▶ [Exercise aim]:
Filter the records below down to lines containing "aggregation".
** Start Input **
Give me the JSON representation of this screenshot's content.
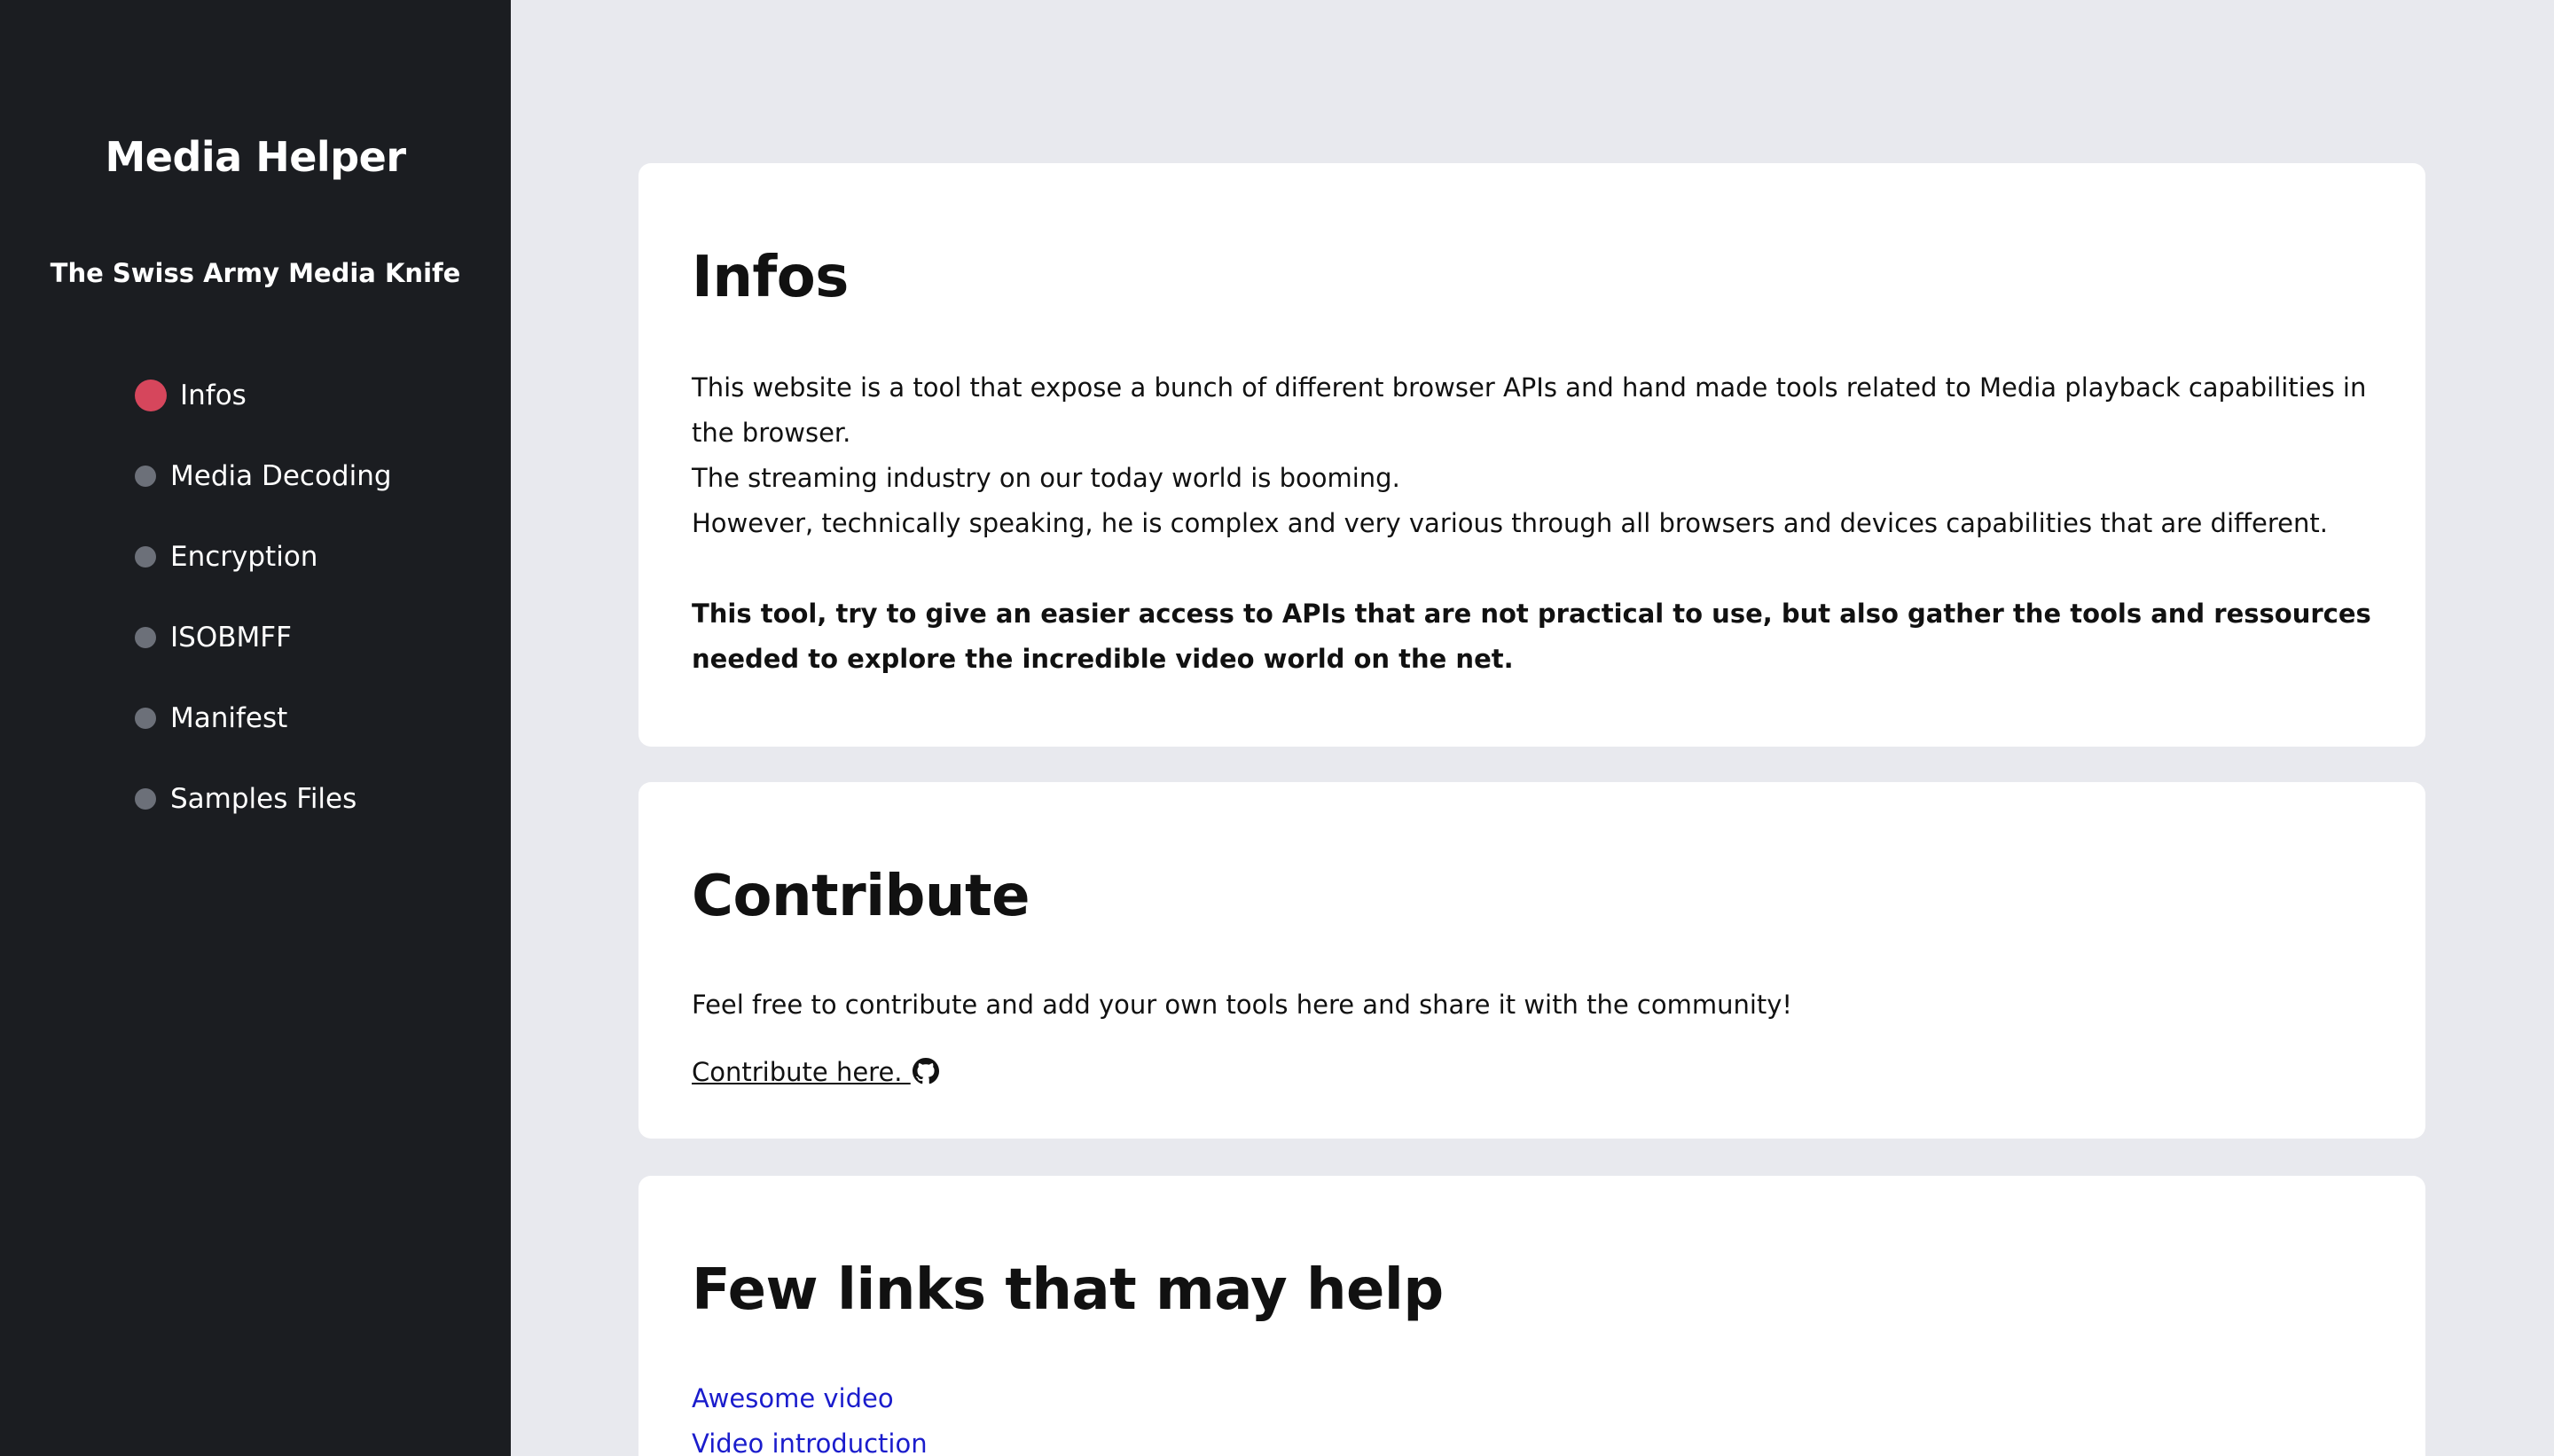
{
  "sidebar": {
    "title": "Media Helper",
    "subtitle": "The Swiss Army Media Knife",
    "items": [
      {
        "label": "Infos",
        "active": true
      },
      {
        "label": "Media Decoding",
        "active": false
      },
      {
        "label": "Encryption",
        "active": false
      },
      {
        "label": "ISOBMFF",
        "active": false
      },
      {
        "label": "Manifest",
        "active": false
      },
      {
        "label": "Samples Files",
        "active": false
      }
    ]
  },
  "infos": {
    "title": "Infos",
    "lines": [
      "This website is a tool that expose a bunch of different browser APIs and hand made tools related to Media playback capabilities in the browser.",
      "The streaming industry on our today world is booming.",
      "However, technically speaking, he is complex and very various through all browsers and devices capabilities that are different."
    ],
    "bold_text": "This tool, try to give an easier access to APIs that are not practical to use, but also gather the tools and ressources needed to explore the incredible video world on the net."
  },
  "contribute": {
    "title": "Contribute",
    "text": "Feel free to contribute and add your own tools here and share it with the community!",
    "link_label": "Contribute here. ",
    "link_icon": "github-icon"
  },
  "links": {
    "title": "Few links that may help",
    "items": [
      "Awesome video",
      "Video introduction"
    ]
  },
  "colors": {
    "sidebar_bg": "#1b1d21",
    "page_bg": "#e8e9ee",
    "active_dot": "#d6465c",
    "inactive_dot": "#6c7079",
    "link": "#1a1ccc"
  }
}
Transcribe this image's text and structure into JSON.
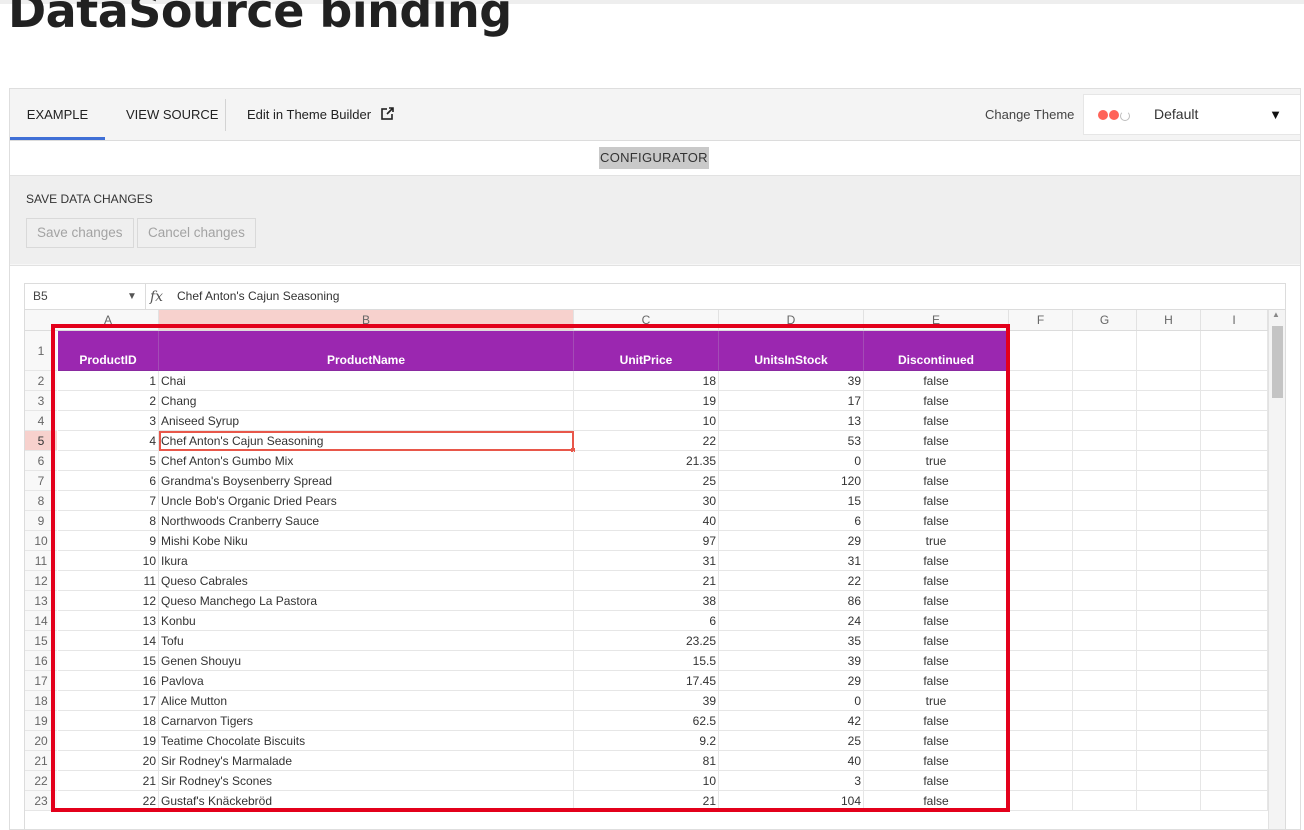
{
  "page": {
    "title": "DataSource binding"
  },
  "tabs": {
    "example": "EXAMPLE",
    "view_source": "VIEW SOURCE",
    "theme_builder": "Edit in Theme Builder"
  },
  "theme": {
    "label": "Change Theme",
    "value": "Default"
  },
  "configurator": {
    "label": "CONFIGURATOR"
  },
  "save_section": {
    "title": "SAVE DATA CHANGES",
    "save_button": "Save changes",
    "cancel_button": "Cancel changes"
  },
  "formula_bar": {
    "cell_ref": "B5",
    "fx": "fx",
    "value": "Chef Anton's Cajun Seasoning"
  },
  "columns": [
    "A",
    "B",
    "C",
    "D",
    "E",
    "F",
    "G",
    "H",
    "I"
  ],
  "selected_cell": {
    "row": 5,
    "column": "B"
  },
  "table_headers": [
    "ProductID",
    "ProductName",
    "UnitPrice",
    "UnitsInStock",
    "Discontinued"
  ],
  "rows": [
    {
      "num": "2",
      "cells": [
        "1",
        "Chai",
        "18",
        "39",
        "false"
      ]
    },
    {
      "num": "3",
      "cells": [
        "2",
        "Chang",
        "19",
        "17",
        "false"
      ]
    },
    {
      "num": "4",
      "cells": [
        "3",
        "Aniseed Syrup",
        "10",
        "13",
        "false"
      ]
    },
    {
      "num": "5",
      "cells": [
        "4",
        "Chef Anton's Cajun Seasoning",
        "22",
        "53",
        "false"
      ]
    },
    {
      "num": "6",
      "cells": [
        "5",
        "Chef Anton's Gumbo Mix",
        "21.35",
        "0",
        "true"
      ]
    },
    {
      "num": "7",
      "cells": [
        "6",
        "Grandma's Boysenberry Spread",
        "25",
        "120",
        "false"
      ]
    },
    {
      "num": "8",
      "cells": [
        "7",
        "Uncle Bob's Organic Dried Pears",
        "30",
        "15",
        "false"
      ]
    },
    {
      "num": "9",
      "cells": [
        "8",
        "Northwoods Cranberry Sauce",
        "40",
        "6",
        "false"
      ]
    },
    {
      "num": "10",
      "cells": [
        "9",
        "Mishi Kobe Niku",
        "97",
        "29",
        "true"
      ]
    },
    {
      "num": "11",
      "cells": [
        "10",
        "Ikura",
        "31",
        "31",
        "false"
      ]
    },
    {
      "num": "12",
      "cells": [
        "11",
        "Queso Cabrales",
        "21",
        "22",
        "false"
      ]
    },
    {
      "num": "13",
      "cells": [
        "12",
        "Queso Manchego La Pastora",
        "38",
        "86",
        "false"
      ]
    },
    {
      "num": "14",
      "cells": [
        "13",
        "Konbu",
        "6",
        "24",
        "false"
      ]
    },
    {
      "num": "15",
      "cells": [
        "14",
        "Tofu",
        "23.25",
        "35",
        "false"
      ]
    },
    {
      "num": "16",
      "cells": [
        "15",
        "Genen Shouyu",
        "15.5",
        "39",
        "false"
      ]
    },
    {
      "num": "17",
      "cells": [
        "16",
        "Pavlova",
        "17.45",
        "29",
        "false"
      ]
    },
    {
      "num": "18",
      "cells": [
        "17",
        "Alice Mutton",
        "39",
        "0",
        "true"
      ]
    },
    {
      "num": "19",
      "cells": [
        "18",
        "Carnarvon Tigers",
        "62.5",
        "42",
        "false"
      ]
    },
    {
      "num": "20",
      "cells": [
        "19",
        "Teatime Chocolate Biscuits",
        "9.2",
        "25",
        "false"
      ]
    },
    {
      "num": "21",
      "cells": [
        "20",
        "Sir Rodney's Marmalade",
        "81",
        "40",
        "false"
      ]
    },
    {
      "num": "22",
      "cells": [
        "21",
        "Sir Rodney's Scones",
        "10",
        "3",
        "false"
      ]
    },
    {
      "num": "23",
      "cells": [
        "22",
        "Gustaf's Knäckebröd",
        "21",
        "104",
        "false"
      ]
    }
  ],
  "colors": {
    "header_bg": "#9b27b0",
    "selection": "#e8574a",
    "annotation": "#e3001b",
    "active_tab": "#3f6fd6"
  }
}
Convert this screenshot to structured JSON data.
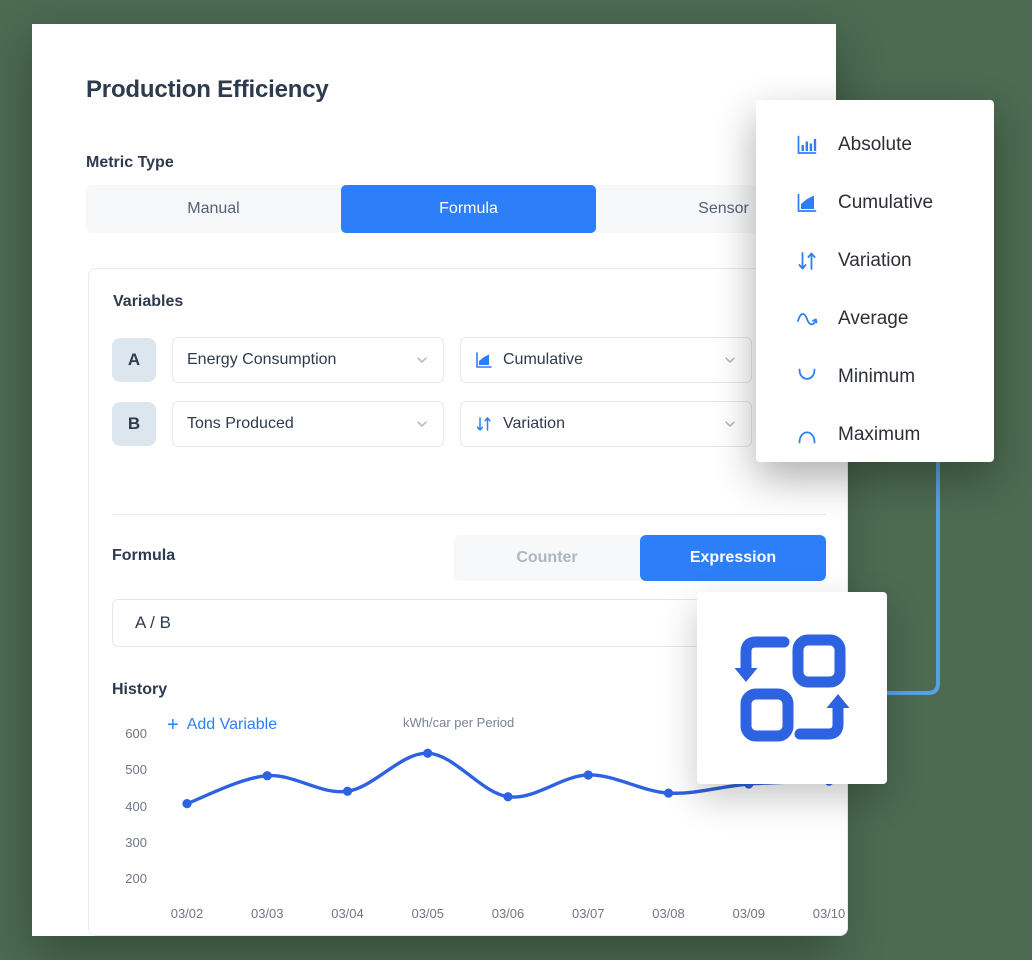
{
  "header": {
    "title": "Production Efficiency"
  },
  "metric_type": {
    "label": "Metric Type",
    "tabs": [
      {
        "label": "Manual",
        "active": false
      },
      {
        "label": "Formula",
        "active": true
      },
      {
        "label": "Sensor",
        "active": false
      }
    ]
  },
  "variables": {
    "title": "Variables",
    "rows": [
      {
        "badge": "A",
        "name": "Energy Consumption",
        "aggregation": "Cumulative",
        "agg_icon": "cumulative-icon",
        "filter_active": false
      },
      {
        "badge": "B",
        "name": "Tons Produced",
        "aggregation": "Variation",
        "agg_icon": "variation-icon",
        "filter_active": true
      }
    ],
    "add_label": "Add Variable"
  },
  "formula": {
    "label": "Formula",
    "modes": [
      {
        "label": "Counter",
        "active": false
      },
      {
        "label": "Expression",
        "active": true
      }
    ],
    "expression": "A / B"
  },
  "history": {
    "title": "History"
  },
  "dropdown": {
    "items": [
      {
        "label": "Absolute",
        "icon": "bar-chart-icon"
      },
      {
        "label": "Cumulative",
        "icon": "area-chart-icon"
      },
      {
        "label": "Variation",
        "icon": "arrows-updown-icon"
      },
      {
        "label": "Average",
        "icon": "wave-icon"
      },
      {
        "label": "Minimum",
        "icon": "valley-curve-icon"
      },
      {
        "label": "Maximum",
        "icon": "peak-curve-icon"
      }
    ]
  },
  "icon_card": {
    "icon": "transform-exchange-icon"
  },
  "colors": {
    "accent": "#2d7ff9",
    "background": "#4c6b51",
    "text_dark": "#2e3b4e",
    "text_muted": "#6f7684",
    "badge_bg": "#dde5ee",
    "connector": "#5b9fe3"
  },
  "chart_data": {
    "type": "line",
    "title": "History",
    "subtitle": "kWh/car per Period",
    "xlabel": "",
    "ylabel": "",
    "categories": [
      "03/02",
      "03/03",
      "03/04",
      "03/05",
      "03/06",
      "03/07",
      "03/08",
      "03/09",
      "03/10"
    ],
    "values": [
      408,
      485,
      442,
      547,
      427,
      487,
      437,
      462,
      470
    ],
    "yticks": [
      600,
      500,
      400,
      300,
      200
    ],
    "ylim": [
      160,
      620
    ],
    "grid": false,
    "legend": false,
    "series_color": "#2d62e0",
    "markers": true
  }
}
** End Input **
▶ [In response]:
        "aggregation": "Cumulative",
        "aggregation": "Variation",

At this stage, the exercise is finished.